For the data below, work out how many lines include the string "الله" and report only the number.
── The records ──
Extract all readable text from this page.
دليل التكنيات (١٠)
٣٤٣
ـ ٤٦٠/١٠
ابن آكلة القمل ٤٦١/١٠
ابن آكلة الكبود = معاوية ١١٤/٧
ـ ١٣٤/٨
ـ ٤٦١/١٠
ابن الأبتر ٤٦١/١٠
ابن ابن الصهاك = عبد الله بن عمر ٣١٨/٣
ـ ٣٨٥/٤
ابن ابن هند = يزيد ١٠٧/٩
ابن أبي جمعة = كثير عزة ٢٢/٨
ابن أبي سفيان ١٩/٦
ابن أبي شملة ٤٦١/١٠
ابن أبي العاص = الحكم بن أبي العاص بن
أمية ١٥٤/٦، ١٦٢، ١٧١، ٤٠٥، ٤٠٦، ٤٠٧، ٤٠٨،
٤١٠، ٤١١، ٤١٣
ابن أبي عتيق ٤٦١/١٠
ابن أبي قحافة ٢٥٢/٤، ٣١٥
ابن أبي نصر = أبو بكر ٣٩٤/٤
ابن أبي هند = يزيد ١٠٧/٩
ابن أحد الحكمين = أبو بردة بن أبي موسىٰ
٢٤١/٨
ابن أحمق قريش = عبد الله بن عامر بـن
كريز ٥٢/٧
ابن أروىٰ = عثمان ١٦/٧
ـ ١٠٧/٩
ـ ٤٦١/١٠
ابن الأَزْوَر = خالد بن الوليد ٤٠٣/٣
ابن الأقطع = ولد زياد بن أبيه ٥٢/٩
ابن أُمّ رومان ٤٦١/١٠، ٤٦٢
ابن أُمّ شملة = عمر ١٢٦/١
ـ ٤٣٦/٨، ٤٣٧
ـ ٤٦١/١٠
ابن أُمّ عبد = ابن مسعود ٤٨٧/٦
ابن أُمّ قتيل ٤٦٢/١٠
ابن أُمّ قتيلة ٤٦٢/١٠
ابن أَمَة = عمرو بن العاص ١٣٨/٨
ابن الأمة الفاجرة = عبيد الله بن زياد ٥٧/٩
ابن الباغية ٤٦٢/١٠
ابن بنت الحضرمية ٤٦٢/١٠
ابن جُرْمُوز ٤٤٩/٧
───
── The records ──
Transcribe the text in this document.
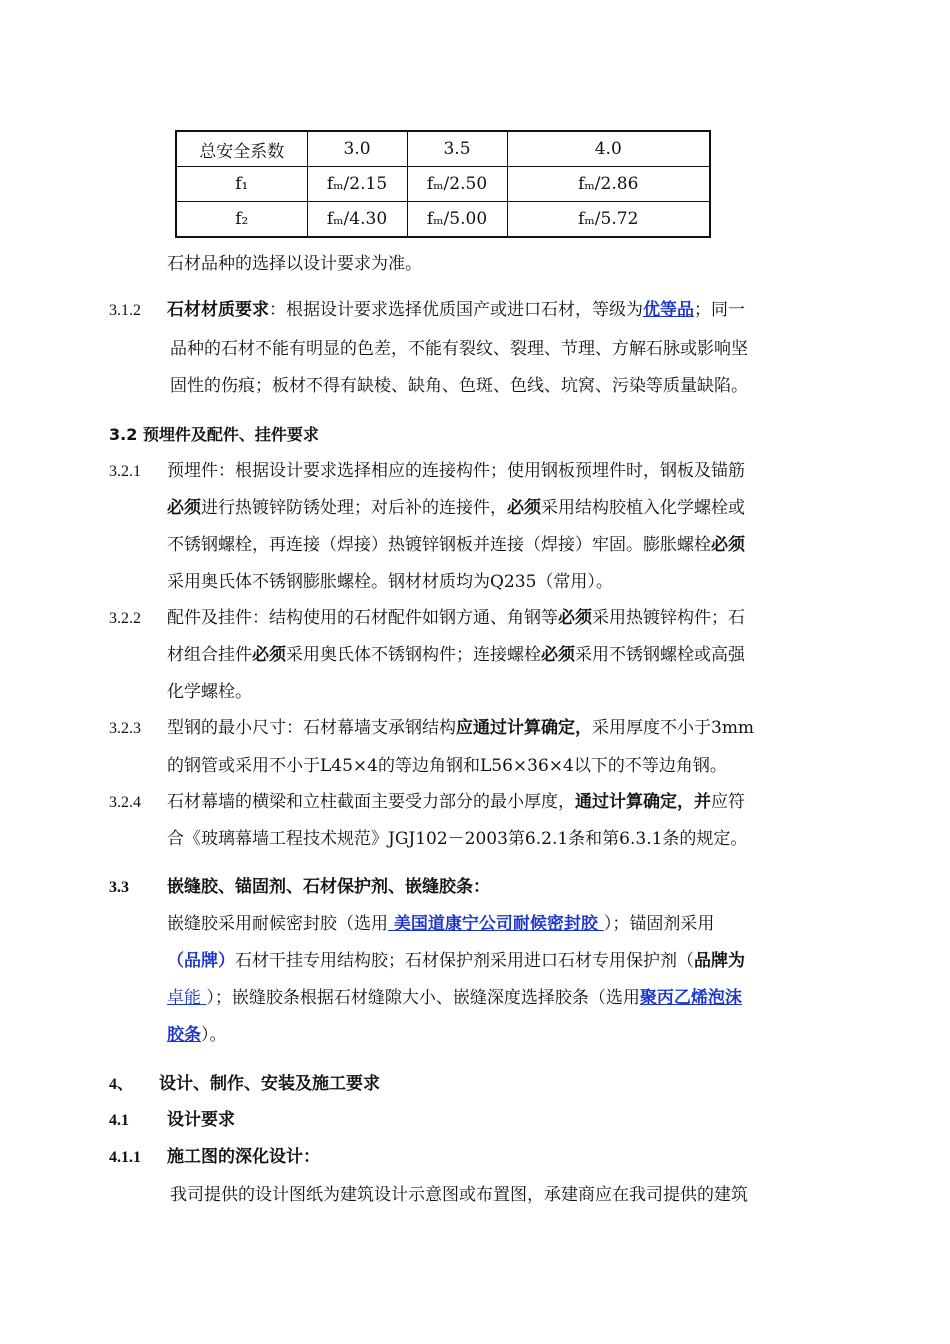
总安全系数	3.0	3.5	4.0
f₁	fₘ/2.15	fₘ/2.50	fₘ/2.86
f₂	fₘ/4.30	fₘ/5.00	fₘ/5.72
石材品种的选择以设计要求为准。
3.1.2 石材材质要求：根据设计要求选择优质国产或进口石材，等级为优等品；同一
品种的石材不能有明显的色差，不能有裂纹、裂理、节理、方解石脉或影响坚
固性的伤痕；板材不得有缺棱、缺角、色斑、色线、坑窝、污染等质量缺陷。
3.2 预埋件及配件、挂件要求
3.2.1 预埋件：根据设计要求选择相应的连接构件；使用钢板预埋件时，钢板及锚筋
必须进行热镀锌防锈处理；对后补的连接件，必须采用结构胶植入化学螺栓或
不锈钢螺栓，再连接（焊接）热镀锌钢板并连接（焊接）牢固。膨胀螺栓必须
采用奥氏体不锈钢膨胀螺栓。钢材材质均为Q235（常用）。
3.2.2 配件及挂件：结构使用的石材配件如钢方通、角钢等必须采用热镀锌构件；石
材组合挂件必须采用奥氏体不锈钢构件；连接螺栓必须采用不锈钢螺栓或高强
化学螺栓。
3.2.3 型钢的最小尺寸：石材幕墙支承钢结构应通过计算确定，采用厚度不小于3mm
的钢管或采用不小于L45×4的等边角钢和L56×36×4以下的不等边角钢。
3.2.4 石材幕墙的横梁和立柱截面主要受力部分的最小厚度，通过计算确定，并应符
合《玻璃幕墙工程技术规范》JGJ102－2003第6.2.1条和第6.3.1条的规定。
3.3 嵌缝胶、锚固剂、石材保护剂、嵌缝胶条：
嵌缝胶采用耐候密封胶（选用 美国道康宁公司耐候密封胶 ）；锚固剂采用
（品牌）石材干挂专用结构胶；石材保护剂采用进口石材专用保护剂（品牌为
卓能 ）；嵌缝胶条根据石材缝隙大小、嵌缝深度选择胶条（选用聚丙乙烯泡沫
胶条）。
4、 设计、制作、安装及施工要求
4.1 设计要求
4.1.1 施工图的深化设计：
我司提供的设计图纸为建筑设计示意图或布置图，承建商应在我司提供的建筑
───
Answer in full -
3